WRITTEN INSTRUCTION: Lift out all lines below that contain "liabilities".

Rows from a dataset:
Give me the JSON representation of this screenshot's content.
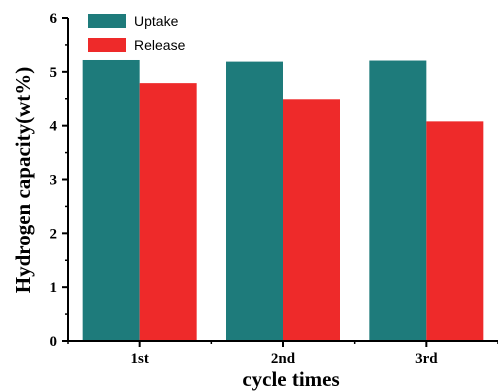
{
  "chart_data": {
    "type": "bar",
    "categories": [
      "1st",
      "2nd",
      "3rd"
    ],
    "series": [
      {
        "name": "Uptake",
        "values": [
          5.22,
          5.19,
          5.21
        ],
        "color": "#1e7b7b"
      },
      {
        "name": "Release",
        "values": [
          4.79,
          4.49,
          4.08
        ],
        "color": "#ee2a2a"
      }
    ],
    "title": "",
    "xlabel": "cycle times",
    "ylabel": "Hydrogen capacity(wt%)",
    "ylim": [
      0,
      6
    ],
    "yticks": [
      "0",
      "1",
      "2",
      "3",
      "4",
      "5",
      "6"
    ],
    "grid": false,
    "legend_position": "top-left"
  }
}
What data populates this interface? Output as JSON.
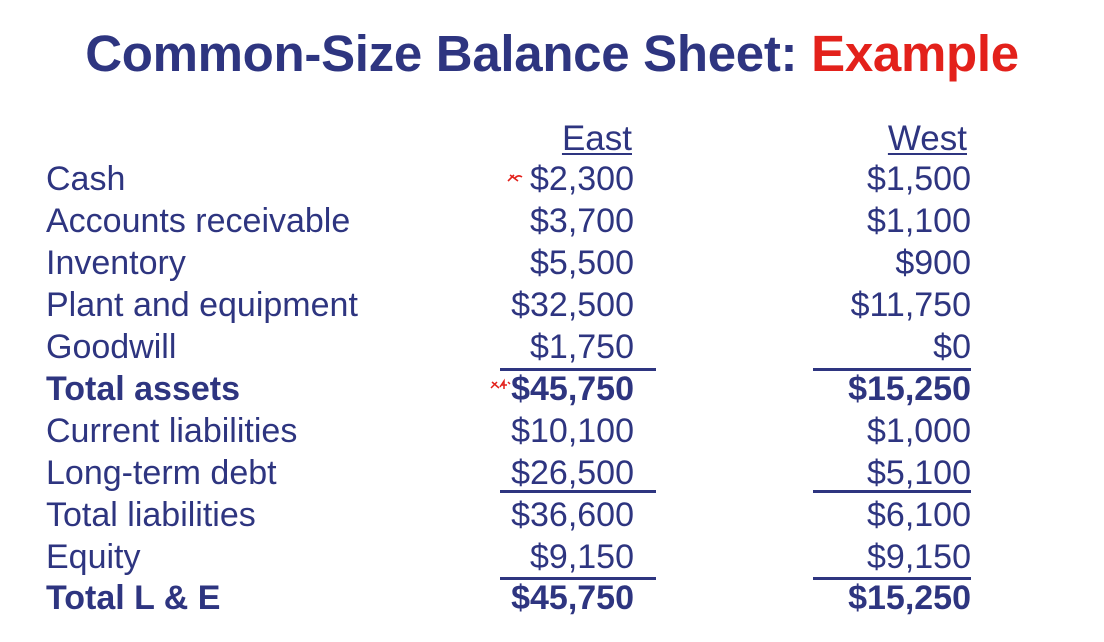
{
  "title": {
    "main": "Common-Size Balance Sheet:",
    "accent": "Example"
  },
  "columns": {
    "east": "East",
    "west": "West"
  },
  "rows": [
    {
      "label": "Cash",
      "east": "$2,300",
      "west": "$1,500"
    },
    {
      "label": "Accounts receivable",
      "east": "$3,700",
      "west": "$1,100"
    },
    {
      "label": "Inventory",
      "east": "$5,500",
      "west": "$900"
    },
    {
      "label": "Plant and equipment",
      "east": "$32,500",
      "west": "$11,750"
    },
    {
      "label": "Goodwill",
      "east": "$1,750",
      "west": "$0"
    },
    {
      "label": "Total assets",
      "east": "$45,750",
      "west": "$15,250"
    },
    {
      "label": "Current liabilities",
      "east": "$10,100",
      "west": "$1,000"
    },
    {
      "label": "Long-term debt",
      "east": "$26,500",
      "west": "$5,100"
    },
    {
      "label": "Total liabilities",
      "east": "$36,600",
      "west": "$6,100"
    },
    {
      "label": "Equity",
      "east": "$9,150",
      "west": "$9,150"
    },
    {
      "label": "Total L & E",
      "east": "$45,750",
      "west": "$15,250"
    }
  ],
  "colors": {
    "text": "#2e3580",
    "accent": "#e3211b",
    "background": "#ffffff"
  }
}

CORRECT RESULT:
      "label": "Current liabilities",
      "label": "Total liabilities",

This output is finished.